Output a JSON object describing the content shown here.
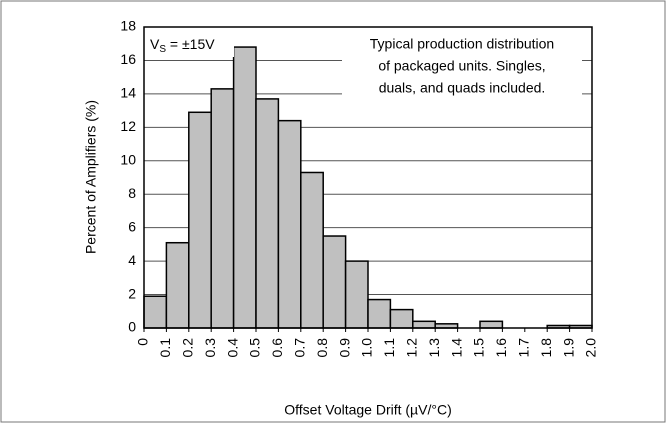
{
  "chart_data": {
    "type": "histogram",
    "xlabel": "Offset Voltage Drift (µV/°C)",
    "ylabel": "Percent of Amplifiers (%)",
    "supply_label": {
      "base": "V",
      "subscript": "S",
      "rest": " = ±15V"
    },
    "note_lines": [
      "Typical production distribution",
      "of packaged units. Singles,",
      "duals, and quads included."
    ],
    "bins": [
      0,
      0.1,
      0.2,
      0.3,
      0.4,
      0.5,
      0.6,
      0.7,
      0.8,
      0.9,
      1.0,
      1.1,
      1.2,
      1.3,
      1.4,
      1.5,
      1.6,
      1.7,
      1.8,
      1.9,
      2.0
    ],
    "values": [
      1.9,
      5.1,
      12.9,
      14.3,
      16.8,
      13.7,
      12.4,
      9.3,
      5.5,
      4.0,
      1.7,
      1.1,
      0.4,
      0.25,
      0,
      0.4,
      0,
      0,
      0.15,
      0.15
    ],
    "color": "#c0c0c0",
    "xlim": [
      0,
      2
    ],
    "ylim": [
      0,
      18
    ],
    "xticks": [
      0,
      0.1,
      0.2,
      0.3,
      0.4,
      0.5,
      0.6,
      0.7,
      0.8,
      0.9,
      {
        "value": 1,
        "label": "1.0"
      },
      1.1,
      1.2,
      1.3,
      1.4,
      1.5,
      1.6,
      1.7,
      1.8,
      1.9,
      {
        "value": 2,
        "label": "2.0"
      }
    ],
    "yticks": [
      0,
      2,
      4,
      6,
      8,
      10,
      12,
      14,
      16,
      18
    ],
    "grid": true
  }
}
------------------------------
▶ _REQUIRED WORK_:
Transcribe the records verbatim and omit the images.

▶ _RESULT FOR THIS TASK_:
Output a JSON object describing the content shown here.
{
  "chart_data": {
    "type": "histogram",
    "xlabel": "Offset Voltage Drift (µV/°C)",
    "ylabel": "Percent of Amplifiers (%)",
    "supply_label": {
      "base": "V",
      "subscript": "S",
      "rest": " = ±15V"
    },
    "note_lines": [
      "Typical production distribution",
      "of packaged units. Singles,",
      "duals, and quads included."
    ],
    "bins": [
      0,
      0.1,
      0.2,
      0.3,
      0.4,
      0.5,
      0.6,
      0.7,
      0.8,
      0.9,
      1.0,
      1.1,
      1.2,
      1.3,
      1.4,
      1.5,
      1.6,
      1.7,
      1.8,
      1.9,
      2.0
    ],
    "values": [
      1.9,
      5.1,
      12.9,
      14.3,
      16.8,
      13.7,
      12.4,
      9.3,
      5.5,
      4.0,
      1.7,
      1.1,
      0.4,
      0.25,
      0,
      0.4,
      0,
      0,
      0.15,
      0.15
    ],
    "color": "#c0c0c0",
    "xlim": [
      0,
      2
    ],
    "ylim": [
      0,
      18
    ],
    "xticks": [
      0,
      0.1,
      0.2,
      0.3,
      0.4,
      0.5,
      0.6,
      0.7,
      0.8,
      0.9,
      {
        "value": 1,
        "label": "1.0"
      },
      1.1,
      1.2,
      1.3,
      1.4,
      1.5,
      1.6,
      1.7,
      1.8,
      1.9,
      {
        "value": 2,
        "label": "2.0"
      }
    ],
    "yticks": [
      0,
      2,
      4,
      6,
      8,
      10,
      12,
      14,
      16,
      18
    ],
    "grid": true
  }
}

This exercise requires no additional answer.